[To be done]
Your answer should be one number: how many lines of the records hold the string "runtime".
───── Records provided
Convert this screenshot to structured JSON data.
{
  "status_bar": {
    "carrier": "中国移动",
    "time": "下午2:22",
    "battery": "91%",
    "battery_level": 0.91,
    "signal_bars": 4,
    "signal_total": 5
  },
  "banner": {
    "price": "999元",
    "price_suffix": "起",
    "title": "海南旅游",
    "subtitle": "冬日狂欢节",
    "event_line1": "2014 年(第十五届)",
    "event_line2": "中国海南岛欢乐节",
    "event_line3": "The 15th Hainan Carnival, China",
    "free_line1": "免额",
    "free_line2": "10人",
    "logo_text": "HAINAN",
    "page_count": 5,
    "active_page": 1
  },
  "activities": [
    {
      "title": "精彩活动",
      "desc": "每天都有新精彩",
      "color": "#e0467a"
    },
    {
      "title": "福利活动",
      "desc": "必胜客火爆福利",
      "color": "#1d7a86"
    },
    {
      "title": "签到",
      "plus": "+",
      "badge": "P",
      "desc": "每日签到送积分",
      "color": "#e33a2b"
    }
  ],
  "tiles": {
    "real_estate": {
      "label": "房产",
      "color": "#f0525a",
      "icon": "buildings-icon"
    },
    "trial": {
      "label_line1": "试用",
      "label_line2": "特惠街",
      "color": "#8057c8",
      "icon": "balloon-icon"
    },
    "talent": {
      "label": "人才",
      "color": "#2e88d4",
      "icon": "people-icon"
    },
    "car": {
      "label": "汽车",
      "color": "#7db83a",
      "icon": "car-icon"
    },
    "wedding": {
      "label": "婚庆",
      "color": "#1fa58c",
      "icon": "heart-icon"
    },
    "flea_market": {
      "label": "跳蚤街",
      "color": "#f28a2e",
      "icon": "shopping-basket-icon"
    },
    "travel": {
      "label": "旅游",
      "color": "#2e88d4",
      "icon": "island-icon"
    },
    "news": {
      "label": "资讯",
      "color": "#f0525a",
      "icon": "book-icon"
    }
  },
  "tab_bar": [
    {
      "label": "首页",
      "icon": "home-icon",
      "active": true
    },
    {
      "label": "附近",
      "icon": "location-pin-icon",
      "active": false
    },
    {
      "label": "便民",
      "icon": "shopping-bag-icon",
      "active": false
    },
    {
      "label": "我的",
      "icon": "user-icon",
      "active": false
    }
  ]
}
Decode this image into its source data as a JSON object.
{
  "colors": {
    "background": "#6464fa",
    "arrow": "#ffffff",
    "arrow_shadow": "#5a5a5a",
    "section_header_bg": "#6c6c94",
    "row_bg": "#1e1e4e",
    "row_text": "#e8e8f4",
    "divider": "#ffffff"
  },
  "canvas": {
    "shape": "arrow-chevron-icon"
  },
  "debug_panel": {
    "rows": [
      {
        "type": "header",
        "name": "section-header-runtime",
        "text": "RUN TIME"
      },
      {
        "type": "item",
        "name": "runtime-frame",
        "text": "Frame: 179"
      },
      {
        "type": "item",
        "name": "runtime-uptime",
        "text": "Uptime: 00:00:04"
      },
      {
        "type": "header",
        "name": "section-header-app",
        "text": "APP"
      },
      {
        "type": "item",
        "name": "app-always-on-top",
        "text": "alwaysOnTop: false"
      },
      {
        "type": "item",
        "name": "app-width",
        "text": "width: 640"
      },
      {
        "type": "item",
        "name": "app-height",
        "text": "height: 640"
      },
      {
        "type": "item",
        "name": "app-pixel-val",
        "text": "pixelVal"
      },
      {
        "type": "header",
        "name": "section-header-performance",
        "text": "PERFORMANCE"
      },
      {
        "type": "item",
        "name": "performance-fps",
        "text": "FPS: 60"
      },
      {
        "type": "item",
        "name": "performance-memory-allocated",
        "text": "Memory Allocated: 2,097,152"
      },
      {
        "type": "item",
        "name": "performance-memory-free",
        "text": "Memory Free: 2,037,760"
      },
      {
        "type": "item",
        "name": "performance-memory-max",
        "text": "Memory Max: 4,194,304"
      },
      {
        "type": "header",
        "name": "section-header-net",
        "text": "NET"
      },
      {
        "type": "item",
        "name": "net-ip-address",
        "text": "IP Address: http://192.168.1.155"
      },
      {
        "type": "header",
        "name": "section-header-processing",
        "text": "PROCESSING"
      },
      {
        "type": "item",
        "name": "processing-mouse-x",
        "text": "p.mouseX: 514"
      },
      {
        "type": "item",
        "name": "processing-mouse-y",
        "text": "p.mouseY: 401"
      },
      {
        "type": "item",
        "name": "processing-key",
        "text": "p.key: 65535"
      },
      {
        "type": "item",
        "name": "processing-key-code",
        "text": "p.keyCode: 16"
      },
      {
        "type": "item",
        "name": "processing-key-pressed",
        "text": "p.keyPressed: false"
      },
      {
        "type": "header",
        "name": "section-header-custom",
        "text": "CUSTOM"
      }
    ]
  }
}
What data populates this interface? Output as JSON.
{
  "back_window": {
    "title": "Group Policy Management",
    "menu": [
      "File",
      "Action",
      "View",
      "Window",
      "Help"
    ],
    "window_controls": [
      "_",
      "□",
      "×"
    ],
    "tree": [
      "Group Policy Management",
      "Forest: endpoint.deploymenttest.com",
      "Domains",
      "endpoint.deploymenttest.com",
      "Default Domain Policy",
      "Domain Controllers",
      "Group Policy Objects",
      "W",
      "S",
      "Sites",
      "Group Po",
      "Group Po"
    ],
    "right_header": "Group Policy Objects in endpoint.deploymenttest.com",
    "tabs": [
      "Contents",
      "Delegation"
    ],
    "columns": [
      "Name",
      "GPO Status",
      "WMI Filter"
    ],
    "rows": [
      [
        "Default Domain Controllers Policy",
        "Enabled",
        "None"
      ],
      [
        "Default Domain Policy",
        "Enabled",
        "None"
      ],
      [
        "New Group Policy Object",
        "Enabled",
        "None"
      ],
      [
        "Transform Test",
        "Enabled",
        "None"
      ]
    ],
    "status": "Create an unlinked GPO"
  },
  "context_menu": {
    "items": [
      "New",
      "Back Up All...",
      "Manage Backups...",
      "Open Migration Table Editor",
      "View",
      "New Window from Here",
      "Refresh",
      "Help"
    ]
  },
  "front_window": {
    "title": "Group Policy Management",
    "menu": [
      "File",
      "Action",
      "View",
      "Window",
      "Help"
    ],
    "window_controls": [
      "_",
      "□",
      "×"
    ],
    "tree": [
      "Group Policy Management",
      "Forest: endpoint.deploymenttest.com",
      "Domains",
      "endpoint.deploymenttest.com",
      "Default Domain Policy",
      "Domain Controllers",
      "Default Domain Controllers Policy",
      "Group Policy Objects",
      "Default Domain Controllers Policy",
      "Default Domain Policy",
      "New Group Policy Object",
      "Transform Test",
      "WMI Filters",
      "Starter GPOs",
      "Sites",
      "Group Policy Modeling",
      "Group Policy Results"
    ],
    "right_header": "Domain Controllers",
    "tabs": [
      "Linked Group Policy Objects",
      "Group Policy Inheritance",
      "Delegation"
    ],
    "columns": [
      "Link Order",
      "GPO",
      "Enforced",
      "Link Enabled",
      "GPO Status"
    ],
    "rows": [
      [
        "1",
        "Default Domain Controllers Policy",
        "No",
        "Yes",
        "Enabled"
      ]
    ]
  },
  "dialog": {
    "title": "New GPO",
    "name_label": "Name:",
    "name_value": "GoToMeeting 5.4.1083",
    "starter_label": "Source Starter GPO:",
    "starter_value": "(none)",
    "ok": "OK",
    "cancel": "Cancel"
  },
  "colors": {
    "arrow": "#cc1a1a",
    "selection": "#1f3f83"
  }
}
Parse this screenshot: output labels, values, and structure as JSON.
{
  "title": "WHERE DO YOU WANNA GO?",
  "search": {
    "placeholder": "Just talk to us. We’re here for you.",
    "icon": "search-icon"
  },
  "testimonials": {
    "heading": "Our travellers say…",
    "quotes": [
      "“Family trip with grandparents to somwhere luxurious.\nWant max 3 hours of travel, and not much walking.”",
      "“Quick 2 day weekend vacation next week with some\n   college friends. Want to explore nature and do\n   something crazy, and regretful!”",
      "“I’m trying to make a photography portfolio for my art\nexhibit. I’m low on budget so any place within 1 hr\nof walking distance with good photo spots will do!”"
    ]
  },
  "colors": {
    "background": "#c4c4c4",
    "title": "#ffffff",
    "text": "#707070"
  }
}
──────────
[Solution for this problem]
3